◆ **TASK OBJECTIVE**
In the data, extract each line that holds the string "page".

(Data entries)

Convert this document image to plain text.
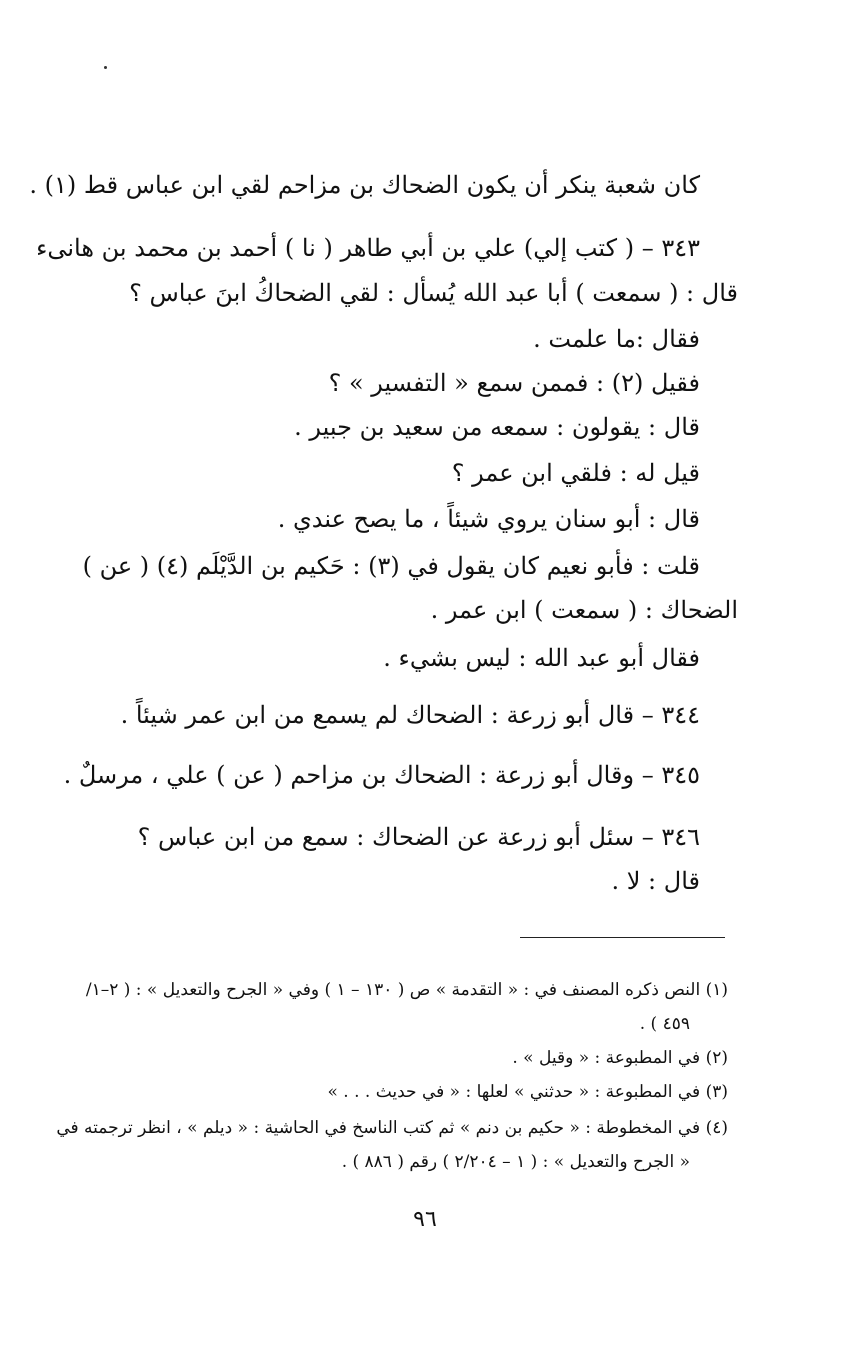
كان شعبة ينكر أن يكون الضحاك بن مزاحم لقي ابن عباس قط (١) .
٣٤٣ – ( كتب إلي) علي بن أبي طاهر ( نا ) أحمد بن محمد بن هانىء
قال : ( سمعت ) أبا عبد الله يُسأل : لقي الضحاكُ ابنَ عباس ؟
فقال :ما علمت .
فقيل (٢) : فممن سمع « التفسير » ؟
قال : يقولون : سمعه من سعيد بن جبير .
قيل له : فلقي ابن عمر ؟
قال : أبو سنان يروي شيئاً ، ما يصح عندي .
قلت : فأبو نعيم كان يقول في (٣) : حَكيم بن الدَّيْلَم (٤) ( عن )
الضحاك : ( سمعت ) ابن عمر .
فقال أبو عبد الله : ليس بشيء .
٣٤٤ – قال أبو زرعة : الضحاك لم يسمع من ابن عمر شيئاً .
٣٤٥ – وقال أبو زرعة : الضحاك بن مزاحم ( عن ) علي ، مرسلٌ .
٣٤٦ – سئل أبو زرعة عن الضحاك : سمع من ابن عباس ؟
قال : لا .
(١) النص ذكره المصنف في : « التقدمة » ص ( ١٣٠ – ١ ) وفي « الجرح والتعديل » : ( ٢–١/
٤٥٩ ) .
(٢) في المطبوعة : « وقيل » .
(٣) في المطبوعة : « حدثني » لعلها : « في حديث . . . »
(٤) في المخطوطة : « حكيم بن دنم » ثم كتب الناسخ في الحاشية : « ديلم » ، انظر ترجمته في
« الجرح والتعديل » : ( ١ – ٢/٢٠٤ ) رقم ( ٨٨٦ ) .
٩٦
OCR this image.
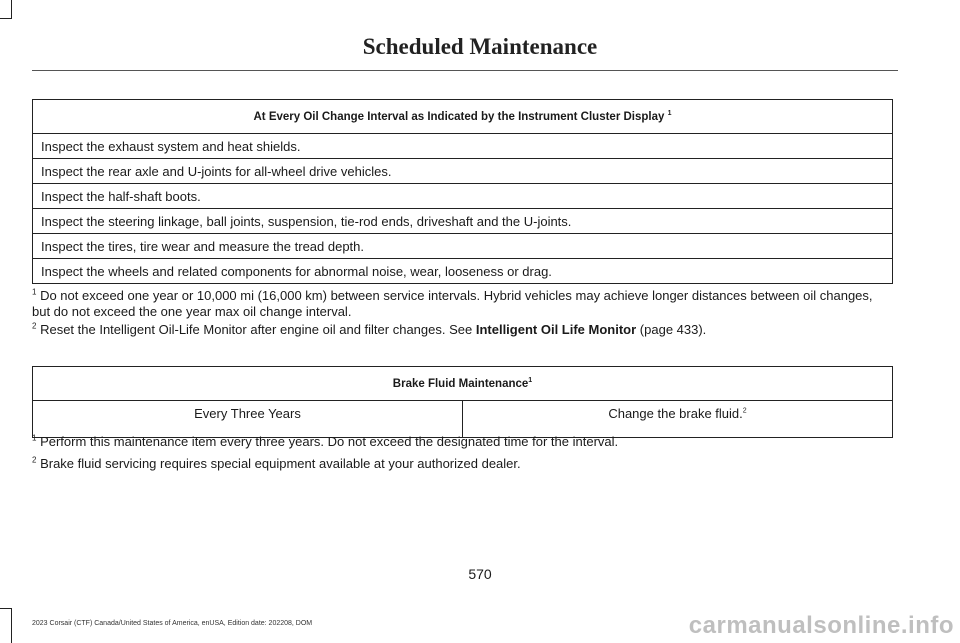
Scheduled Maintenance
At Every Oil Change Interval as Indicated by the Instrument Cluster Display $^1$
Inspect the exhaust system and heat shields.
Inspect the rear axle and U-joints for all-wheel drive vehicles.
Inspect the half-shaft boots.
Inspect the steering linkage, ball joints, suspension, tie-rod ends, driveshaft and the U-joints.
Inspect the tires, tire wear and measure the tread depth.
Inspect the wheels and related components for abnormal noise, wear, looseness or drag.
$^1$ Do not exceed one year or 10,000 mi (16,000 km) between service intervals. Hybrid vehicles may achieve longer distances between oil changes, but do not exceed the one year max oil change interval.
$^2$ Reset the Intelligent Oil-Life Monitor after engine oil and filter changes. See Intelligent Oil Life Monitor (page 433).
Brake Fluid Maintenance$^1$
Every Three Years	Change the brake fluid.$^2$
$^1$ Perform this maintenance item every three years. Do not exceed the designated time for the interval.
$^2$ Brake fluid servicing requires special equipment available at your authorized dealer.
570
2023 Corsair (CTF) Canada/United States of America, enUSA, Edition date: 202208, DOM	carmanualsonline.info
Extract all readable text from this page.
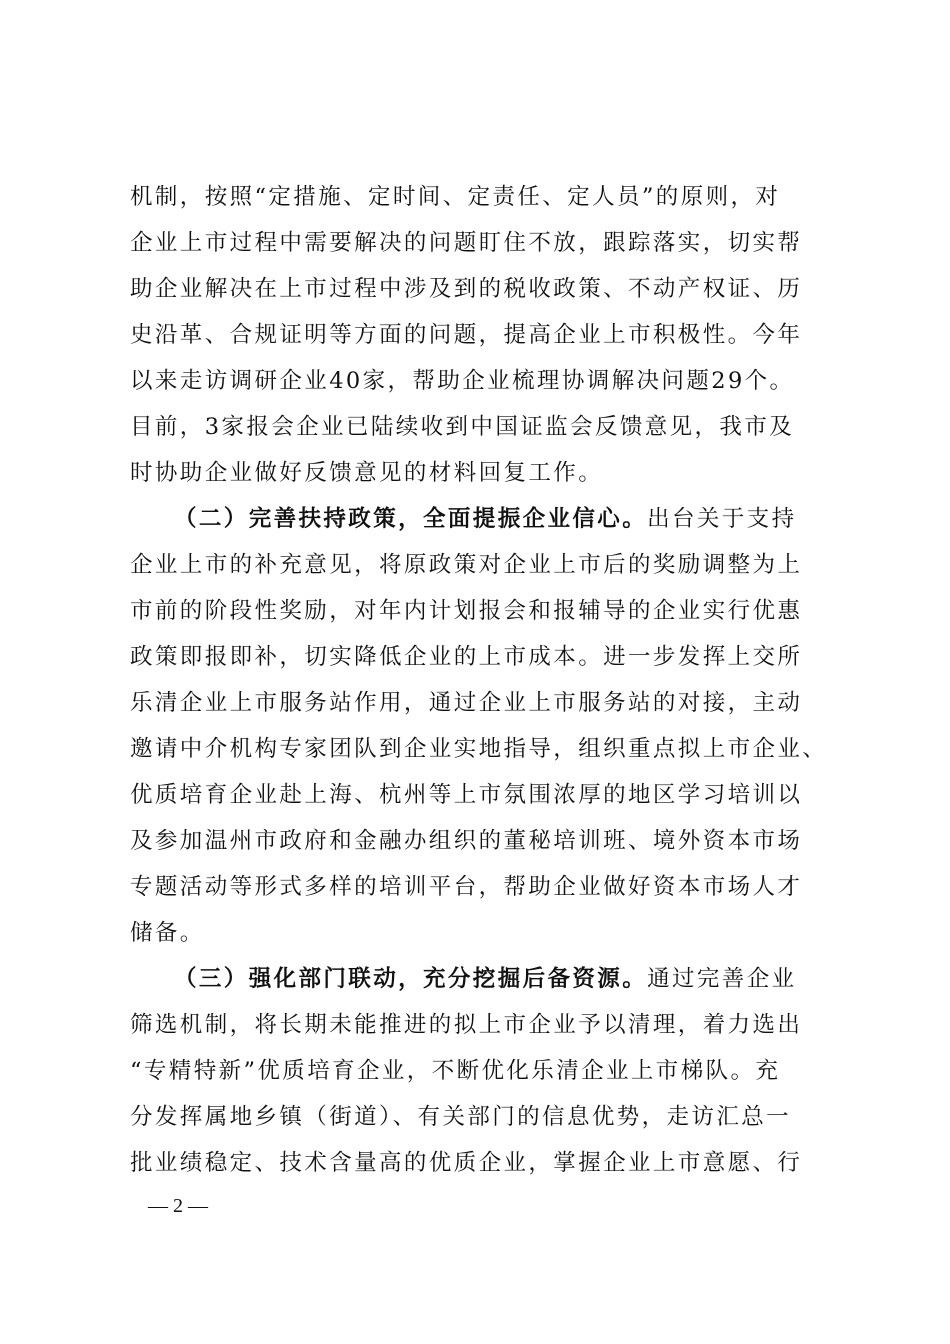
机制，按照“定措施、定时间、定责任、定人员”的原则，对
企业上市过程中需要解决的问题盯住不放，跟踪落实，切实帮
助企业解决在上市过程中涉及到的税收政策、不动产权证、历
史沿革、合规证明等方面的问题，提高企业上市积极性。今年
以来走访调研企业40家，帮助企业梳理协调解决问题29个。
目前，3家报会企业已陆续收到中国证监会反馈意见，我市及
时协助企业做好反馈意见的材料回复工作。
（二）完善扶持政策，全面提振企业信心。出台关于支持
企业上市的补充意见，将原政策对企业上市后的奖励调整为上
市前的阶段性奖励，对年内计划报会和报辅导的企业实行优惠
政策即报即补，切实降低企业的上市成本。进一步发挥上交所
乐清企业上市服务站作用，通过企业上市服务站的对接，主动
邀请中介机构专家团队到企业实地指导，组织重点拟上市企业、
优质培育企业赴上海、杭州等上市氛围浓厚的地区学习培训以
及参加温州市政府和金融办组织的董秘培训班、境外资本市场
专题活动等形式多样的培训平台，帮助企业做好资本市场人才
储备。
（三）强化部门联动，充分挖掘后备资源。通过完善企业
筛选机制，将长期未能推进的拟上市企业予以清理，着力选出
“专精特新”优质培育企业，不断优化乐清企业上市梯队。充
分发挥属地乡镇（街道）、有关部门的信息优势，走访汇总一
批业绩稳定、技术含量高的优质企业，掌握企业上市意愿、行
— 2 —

◆ **CORRECT OUTPUT**
$^2$ Reset the Intelligent Oil-Life Monitor after engine oil and filter changes. See Intelligent Oil Life Monitor (page 433).
Extract all readable text from this page.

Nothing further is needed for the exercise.